## [Problem details]
Extend the court opinion about the appeal bond and its surety, starting right after its last sentence.

## [Provided text]
■ ■ ■

In September 1949 appellant recovered judgment for $1,409.39 against Nathan Rosenblatt. An appeal was granted on November 9, 1949. Prior to that date, on October 19, Rosenblatt executed an appeal bond, with appellee as surety. On May 26, 1950, this court dismissed his appeal because the transcript had not been perfected and filed in due time. The appeal was dismissed without damages. Thereafter appellant filed its petition against ap-pellee, alleging the foregoing facts, and sought judgment on the bond. It was alleged that on the same day the bond was executed the clerk issued a stay of judgment order, and because of that order appellant was prevented from having execution on its judgment.
Appellee’s demurrer to the petition was overruled and she answered. Her pleading did not deny the allegations of the petition. It plead in avoidance that the bond was void because at the time of its execution no appeal had been granted. Appellant’s demurrer to the answer was overruled. Appellant declined to plead further and the petition was dismissed, with exception and appeal granted.
At the outset we may say that we have examined the transcript in the Nathan Rosenblatt appeal, and it is apparent that it was dismissed without damages because the court concluded that the bond was not a good statutory bond.
It is the contention of appellee that the court was correct in overruling appellant’s demurrer and dismissing the petition, because the bond was void as a statutory bond, and appellant cannot recover on the ground that it is enforceable as a common-law obligation. In' support of the contention appellee cites Turner v. Wickliffe, 146 Ky. 776, 143 S.W. 406; Louisville & N. R. R. Co. v. Smith’s Adm’r, 178 Ky. 681, 199 S.W. 805; Philips, et al. v. Robinson, 225 Ky. 682, 9 S.W.2d 995, and Wermeling v. Wermeling, 224 Ky. 107, 5 S.W.2d 893.
A reading of these cases will show we held that no recovery could be had, because in each case the bond, for reasons stated, was a defective statutory bond. There was no discussion as to whether the bond might have been held valid as a common-law obligation.
Counsel for appellant contends that although the bond here is void as a statutory one, it is enforceable as a common-law undertaking, citing cases in which we have held bonds void on their faces to be void as common-law obligations. Exemplary are Stevenson v. Miller, 2 Litt. 306, 12 Ky. 306, an injunction bond; McChord v. Fisher’s Heirs, 13 B.Mon. 193, 52 Ky. 193, *442administrators bond; and as being- in point here because dealing with appeal bonds, Stephens v. Miller, 80 Ky. 47, 3 Ky.Law Rep. 523, and Hardwick Woolen Mills v. Ball Brothers, 223 Ky. 185, 3 S.W.2d 175.
We find the two latter cases referred to with approval in Maryland Casualty Co. v. Marshall, 226 Ky. 62, 10 S.W.2d 485, upon which appellant mainly relies. At this point we may say that appellee undertakes to distinguish the Marshall case from the case at bar. However, we find, as will be later observed, that the only distinction lies in the fact that in this case the bond was accepted and supersedeas issued by the clerk without authority. In the Marshall case the clerk had no authority to accept the bond, because the trial court was without jurisdiction to grant appeal to this court. As we read the various opinions on this subject, it is apparent that for the first time this court in' the Marshall case undertook to review the older opinions, and reached its conclusion not only upon authorities, which were found “conclusive,” but “in deference to its earnest argument,” re-examined “the question on principle.”

■ ■ ■

## [Dataset excerpt]
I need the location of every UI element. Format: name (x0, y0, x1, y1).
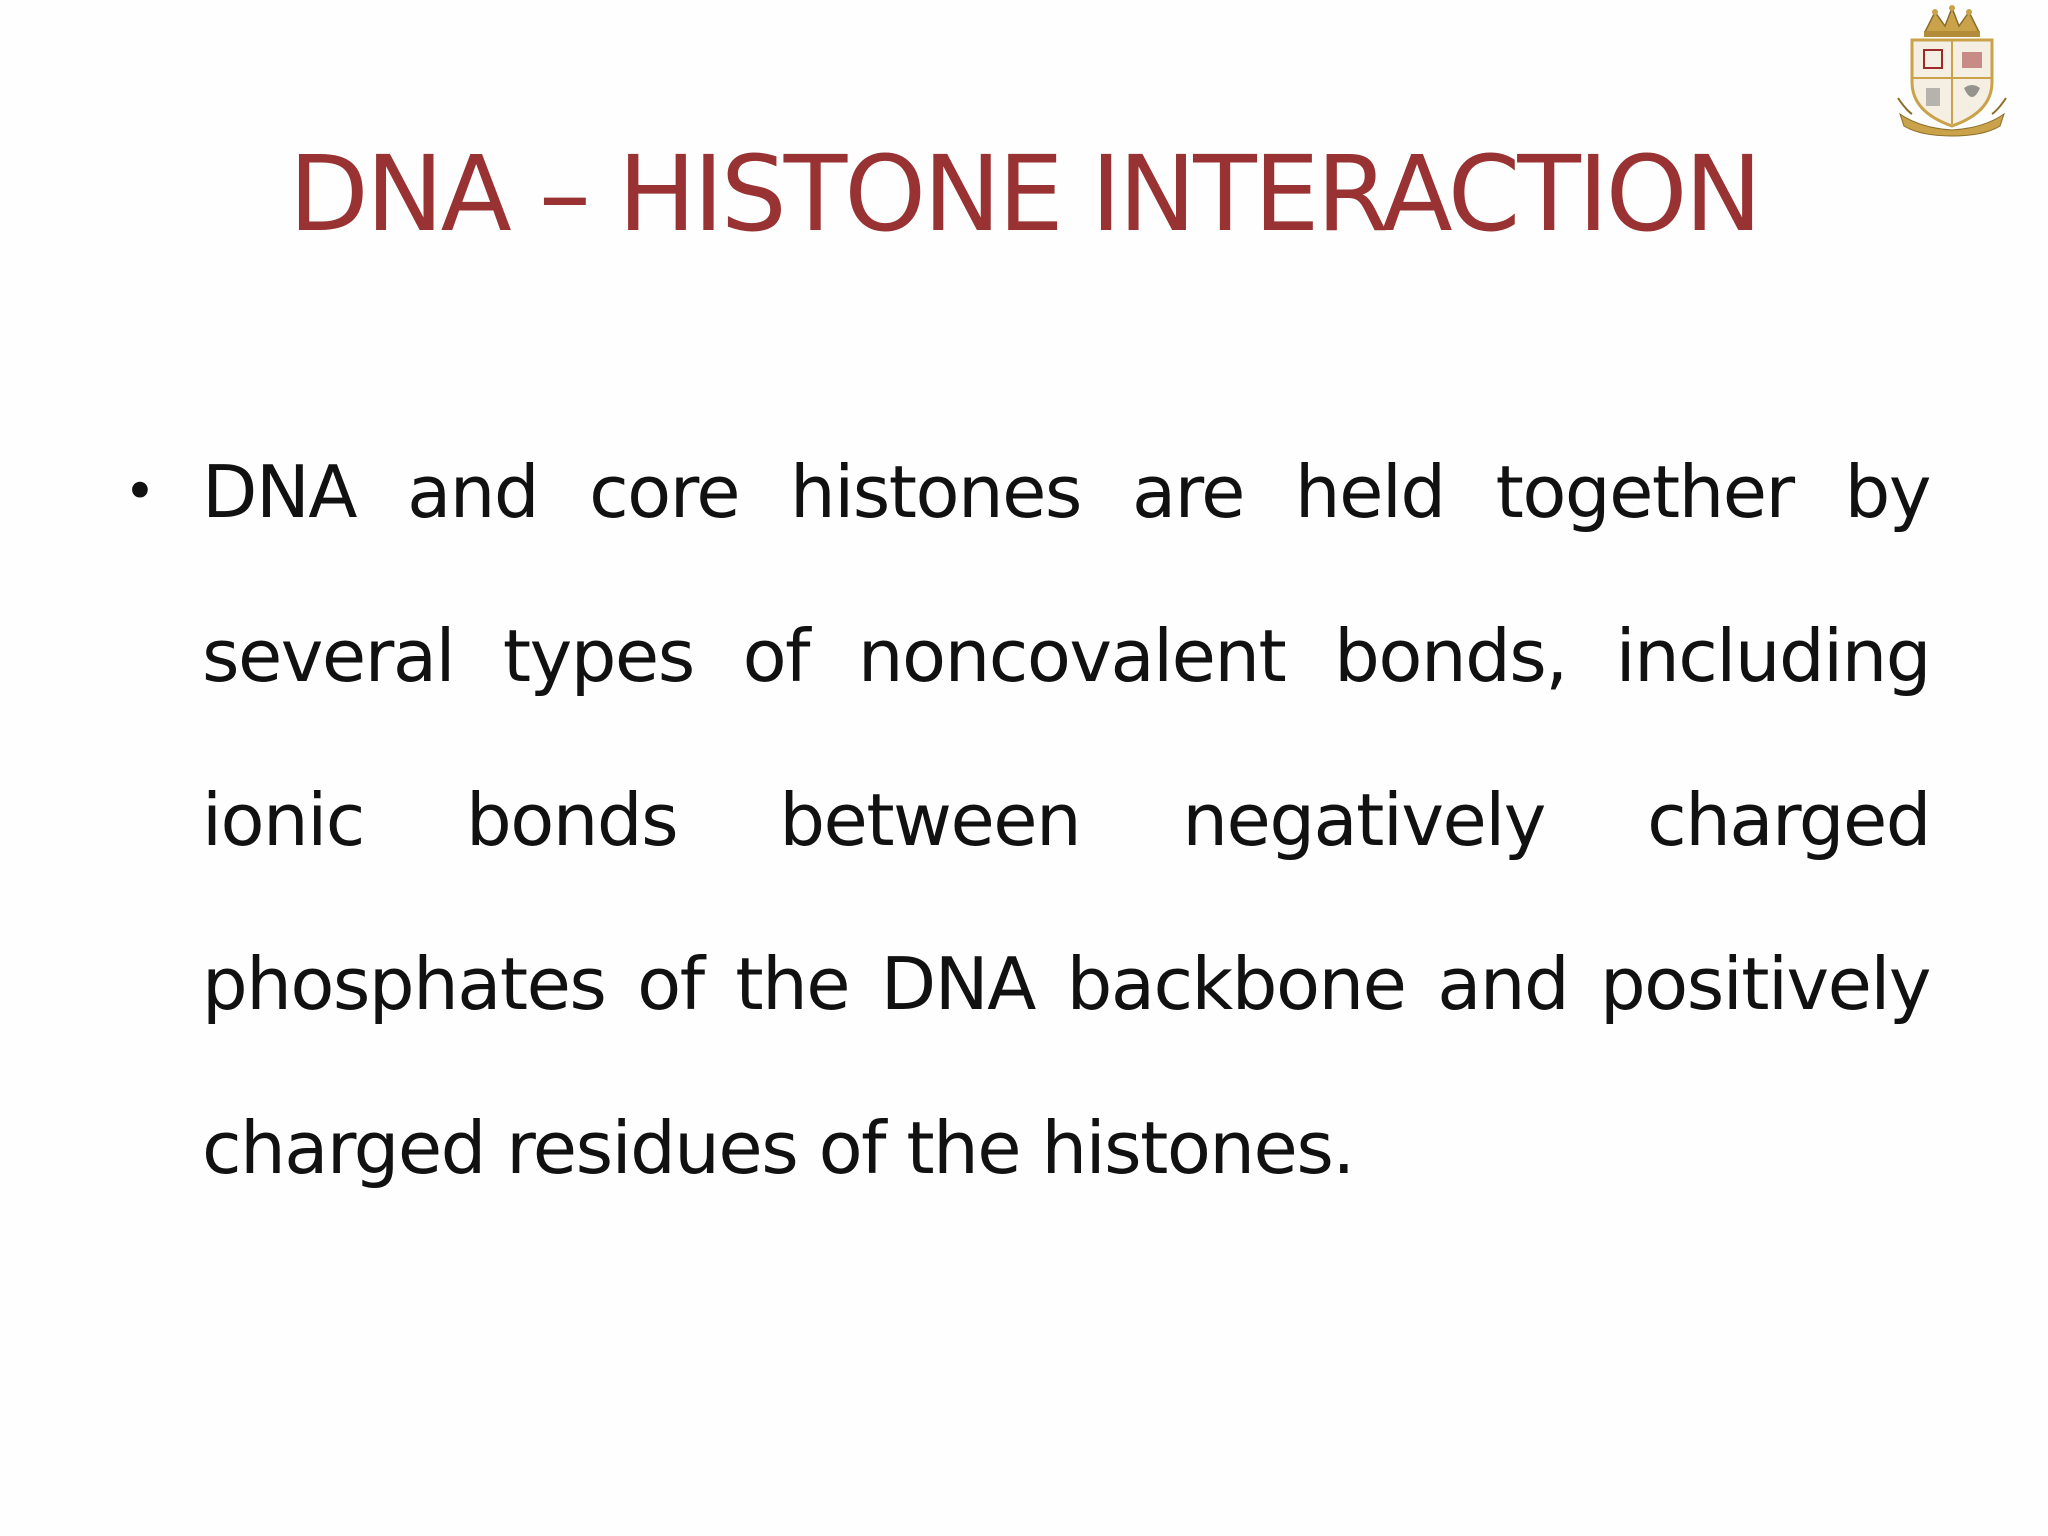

■ ■ ■

## [Answer to the problem]
Briefly the facts in the Maryland Casualty-Marshall case were that two employees of a coal mining company sued the company on a breach of contract. Marshall and his fellow employees engaged in mining in mine “A” had joined in one suit; Ward and fellow employees in mine “B” had joined in a separate action. A several judgment was entered in each of the suits, and the mining company undertook to- prosecute appeals to this court on the trial court’s order granting appeal, executing supersedeas bonds, the Maryland Casualty Company signing as surety. Wallins Creek Collieries Co. v. Ward et al., 217 Ky. 647, 290 S.W. 519.
We dismissed those appeals because it appeared that although the judgments when added together were far in excess of $500, there was no judgment in either case in favor of any employee for as much as that sum. Thereafter the employees instituted suit on the bonds, recovered judgment and the surety appealed. On appeal the same contention was made as is made in the instant case, it being argued that since the trial court had no jurisdiction to grant appeals in the first suits, the clerk was without authority to accept supersede-as bonds.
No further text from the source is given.